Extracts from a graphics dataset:
"""

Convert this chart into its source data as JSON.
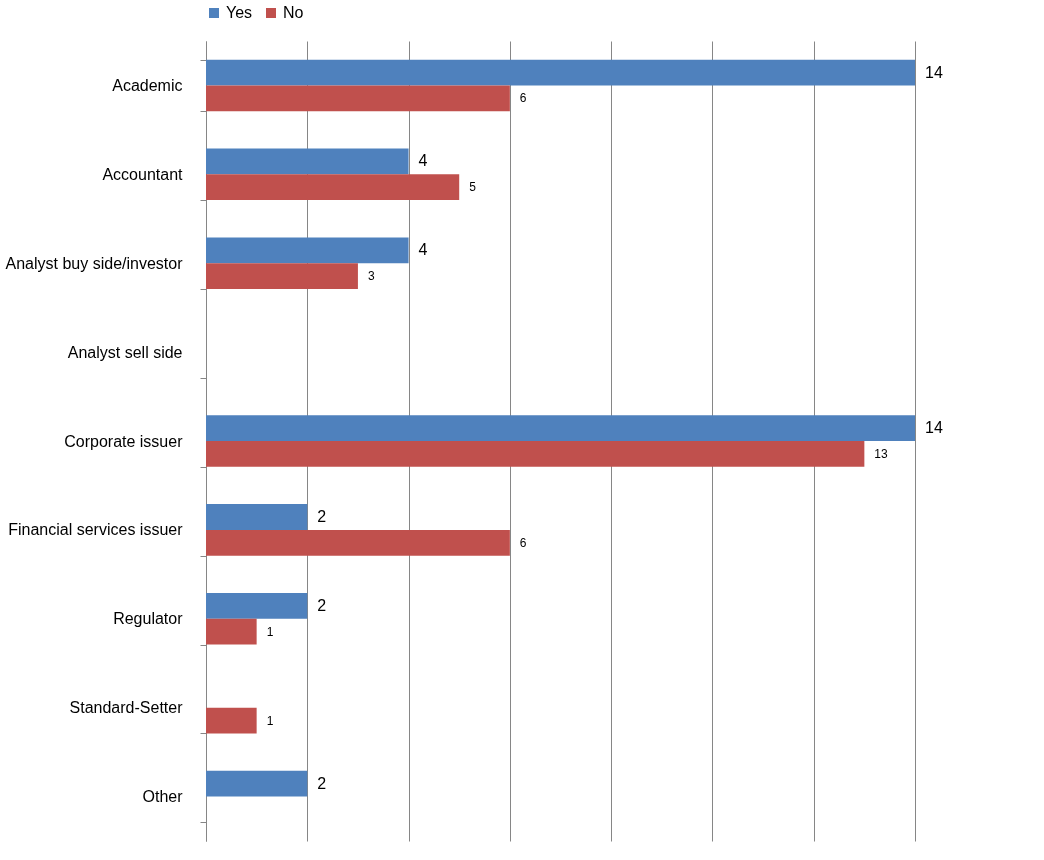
{
  "chart_data": {
    "type": "bar",
    "orientation": "horizontal",
    "categories": [
      "Academic",
      "Accountant",
      "Analyst buy side/investor",
      "Analyst sell side",
      "Corporate issuer",
      "Financial services issuer",
      "Regulator",
      "Standard-Setter",
      "Other"
    ],
    "series": [
      {
        "name": "Yes",
        "color": "#4f81bd",
        "values": [
          14,
          4,
          4,
          null,
          14,
          2,
          2,
          null,
          2
        ]
      },
      {
        "name": "No",
        "color": "#c0504d",
        "values": [
          6,
          5,
          3,
          null,
          13,
          6,
          1,
          1,
          null
        ]
      }
    ],
    "xlim": [
      0,
      14
    ],
    "xticks": [
      {
        "value": 0,
        "label": null
      },
      {
        "value": 2,
        "label": null
      },
      {
        "value": 4,
        "label": null
      },
      {
        "value": 6,
        "label": null
      },
      {
        "value": 8,
        "label": null
      },
      {
        "value": 10,
        "label": null
      },
      {
        "value": 12,
        "label": null
      },
      {
        "value": 14,
        "label": null
      }
    ],
    "tick_labels": "y",
    "grid": "x",
    "legend": "top",
    "data_labels": true
  }
}
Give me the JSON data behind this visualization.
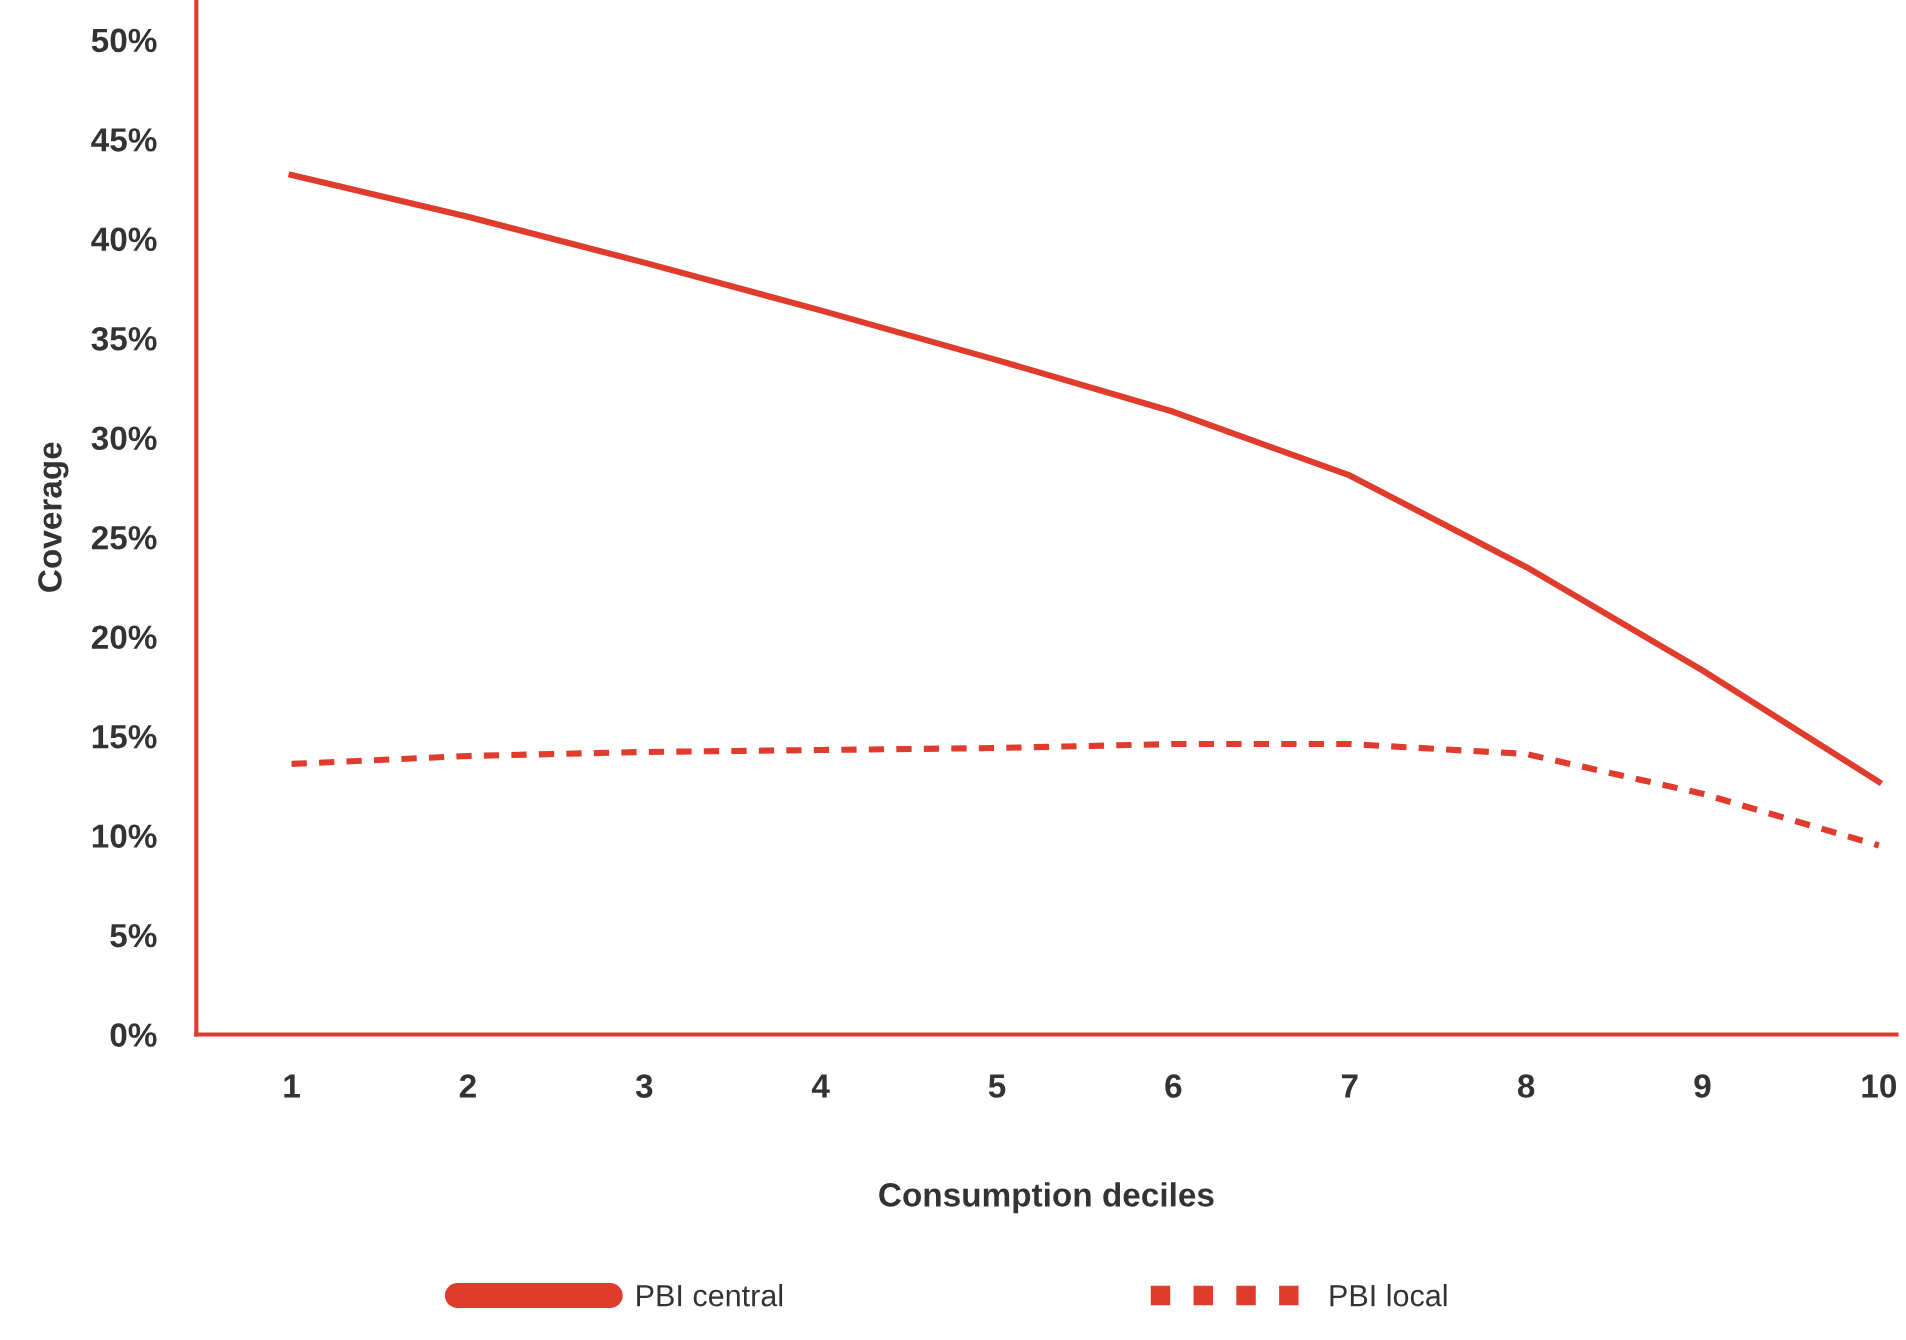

"""

Problem details: Locate all lines in the listing above with the word "Analyst" and copy them.

Solution to the exercise:
      "Analyst buy side/investor",
      "Analyst sell side",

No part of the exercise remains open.